#### Goal:
Omit every picture, then give all the entries again exactly.

#### Source material:
START
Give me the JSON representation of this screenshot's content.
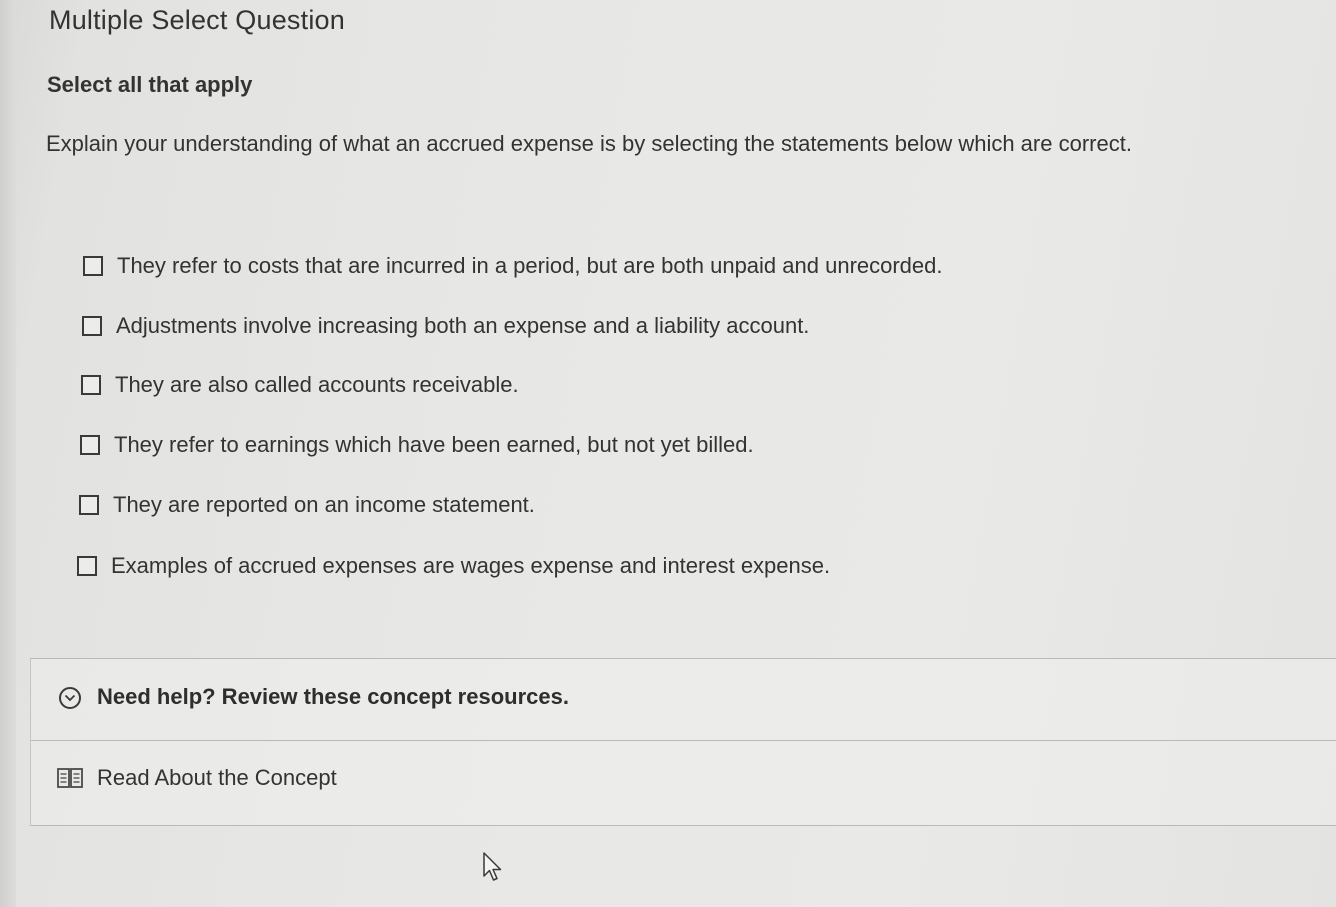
{
  "question": {
    "type_label": "Multiple Select Question",
    "instruction": "Select all that apply",
    "prompt": "Explain your understanding of what an accrued expense is by selecting the statements below which are correct."
  },
  "options": [
    {
      "label": "They refer to costs that are incurred in a period, but are both unpaid and unrecorded.",
      "checked": false
    },
    {
      "label": "Adjustments involve increasing both an expense and a liability account.",
      "checked": false
    },
    {
      "label": "They are also called accounts receivable.",
      "checked": false
    },
    {
      "label": "They refer to earnings which have been earned, but not yet billed.",
      "checked": false
    },
    {
      "label": "They are reported on an income statement.",
      "checked": false
    },
    {
      "label": "Examples of accrued expenses are wages expense and interest expense.",
      "checked": false
    }
  ],
  "help": {
    "title": "Need help? Review these concept resources.",
    "toggle_icon": "chevron-down-circle-icon",
    "resources": [
      {
        "label": "Read About the Concept",
        "icon": "book-icon"
      }
    ]
  },
  "cursor_icon": "mouse-pointer-icon"
}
END
#### Exercise solution:
Give me the JSON representation of this screenshot's content.
{
  "question": {
    "type_label": "Multiple Select Question",
    "instruction": "Select all that apply",
    "prompt": "Explain your understanding of what an accrued expense is by selecting the statements below which are correct."
  },
  "options": [
    {
      "label": "They refer to costs that are incurred in a period, but are both unpaid and unrecorded.",
      "checked": false
    },
    {
      "label": "Adjustments involve increasing both an expense and a liability account.",
      "checked": false
    },
    {
      "label": "They are also called accounts receivable.",
      "checked": false
    },
    {
      "label": "They refer to earnings which have been earned, but not yet billed.",
      "checked": false
    },
    {
      "label": "They are reported on an income statement.",
      "checked": false
    },
    {
      "label": "Examples of accrued expenses are wages expense and interest expense.",
      "checked": false
    }
  ],
  "help": {
    "title": "Need help? Review these concept resources.",
    "toggle_icon": "chevron-down-circle-icon",
    "resources": [
      {
        "label": "Read About the Concept",
        "icon": "book-icon"
      }
    ]
  },
  "cursor_icon": "mouse-pointer-icon"
}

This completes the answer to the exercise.